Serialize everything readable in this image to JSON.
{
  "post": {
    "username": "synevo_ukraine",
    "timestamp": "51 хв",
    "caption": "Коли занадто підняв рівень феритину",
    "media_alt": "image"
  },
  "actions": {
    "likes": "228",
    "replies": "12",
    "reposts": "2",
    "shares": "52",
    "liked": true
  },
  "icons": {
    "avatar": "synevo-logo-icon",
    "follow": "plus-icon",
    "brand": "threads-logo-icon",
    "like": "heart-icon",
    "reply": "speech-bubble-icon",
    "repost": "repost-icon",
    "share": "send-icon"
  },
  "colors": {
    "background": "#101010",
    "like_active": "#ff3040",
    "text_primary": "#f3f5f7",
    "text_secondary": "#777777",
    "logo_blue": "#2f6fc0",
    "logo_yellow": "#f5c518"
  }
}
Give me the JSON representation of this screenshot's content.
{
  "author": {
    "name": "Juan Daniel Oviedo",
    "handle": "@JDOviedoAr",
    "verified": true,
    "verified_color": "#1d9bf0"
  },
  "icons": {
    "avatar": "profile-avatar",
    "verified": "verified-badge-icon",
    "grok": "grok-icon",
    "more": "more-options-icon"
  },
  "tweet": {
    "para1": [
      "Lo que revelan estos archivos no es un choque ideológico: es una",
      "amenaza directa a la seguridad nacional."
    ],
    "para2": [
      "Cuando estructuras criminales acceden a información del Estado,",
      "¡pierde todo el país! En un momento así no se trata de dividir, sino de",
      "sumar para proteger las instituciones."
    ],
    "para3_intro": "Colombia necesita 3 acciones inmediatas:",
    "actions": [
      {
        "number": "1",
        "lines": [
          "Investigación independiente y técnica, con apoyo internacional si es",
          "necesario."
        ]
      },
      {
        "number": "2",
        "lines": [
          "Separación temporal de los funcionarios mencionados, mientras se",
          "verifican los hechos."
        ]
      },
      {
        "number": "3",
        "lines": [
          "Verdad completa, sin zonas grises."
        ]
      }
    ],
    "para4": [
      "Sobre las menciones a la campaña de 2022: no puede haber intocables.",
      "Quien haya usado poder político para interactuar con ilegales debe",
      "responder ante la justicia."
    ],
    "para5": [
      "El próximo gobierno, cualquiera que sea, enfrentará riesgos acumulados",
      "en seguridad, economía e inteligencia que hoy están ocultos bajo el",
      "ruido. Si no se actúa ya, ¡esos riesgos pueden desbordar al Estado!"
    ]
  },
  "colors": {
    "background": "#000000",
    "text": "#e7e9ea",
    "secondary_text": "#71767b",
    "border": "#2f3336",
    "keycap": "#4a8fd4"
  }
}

-------------------------

REQUIREMENT: Every entry should be output exactly as written, please.

TASK RESPONSE:
Serialize everything readable in this image to JSON.
{
  "post": {
    "username": "synevo_ukraine",
    "timestamp": "51 хв",
    "caption": "Коли занадто підняв рівень феритину",
    "media_alt": "image"
  },
  "actions": {
    "likes": "228",
    "replies": "12",
    "reposts": "2",
    "shares": "52",
    "liked": true
  },
  "icons": {
    "avatar": "synevo-logo-icon",
    "follow": "plus-icon",
    "brand": "threads-logo-icon",
    "like": "heart-icon",
    "reply": "speech-bubble-icon",
    "repost": "repost-icon",
    "share": "send-icon"
  },
  "colors": {
    "background": "#101010",
    "like_active": "#ff3040",
    "text_primary": "#f3f5f7",
    "text_secondary": "#777777",
    "logo_blue": "#2f6fc0",
    "logo_yellow": "#f5c518"
  }
}
Give me the JSON representation of this screenshot's content.
{
  "author": {
    "name": "Juan Daniel Oviedo",
    "handle": "@JDOviedoAr",
    "verified": true,
    "verified_color": "#1d9bf0"
  },
  "icons": {
    "avatar": "profile-avatar",
    "verified": "verified-badge-icon",
    "grok": "grok-icon",
    "more": "more-options-icon"
  },
  "tweet": {
    "para1": [
      "Lo que revelan estos archivos no es un choque ideológico: es una",
      "amenaza directa a la seguridad nacional."
    ],
    "para2": [
      "Cuando estructuras criminales acceden a información del Estado,",
      "¡pierde todo el país! En un momento así no se trata de dividir, sino de",
      "sumar para proteger las instituciones."
    ],
    "para3_intro": "Colombia necesita 3 acciones inmediatas:",
    "actions": [
      {
        "number": "1",
        "lines": [
          "Investigación independiente y técnica, con apoyo internacional si es",
          "necesario."
        ]
      },
      {
        "number": "2",
        "lines": [
          "Separación temporal de los funcionarios mencionados, mientras se",
          "verifican los hechos."
        ]
      },
      {
        "number": "3",
        "lines": [
          "Verdad completa, sin zonas grises."
        ]
      }
    ],
    "para4": [
      "Sobre las menciones a la campaña de 2022: no puede haber intocables.",
      "Quien haya usado poder político para interactuar con ilegales debe",
      "responder ante la justicia."
    ],
    "para5": [
      "El próximo gobierno, cualquiera que sea, enfrentará riesgos acumulados",
      "en seguridad, economía e inteligencia que hoy están ocultos bajo el",
      "ruido. Si no se actúa ya, ¡esos riesgos pueden desbordar al Estado!"
    ]
  },
  "colors": {
    "background": "#000000",
    "text": "#e7e9ea",
    "secondary_text": "#71767b",
    "border": "#2f3336",
    "keycap": "#4a8fd4"
  }
}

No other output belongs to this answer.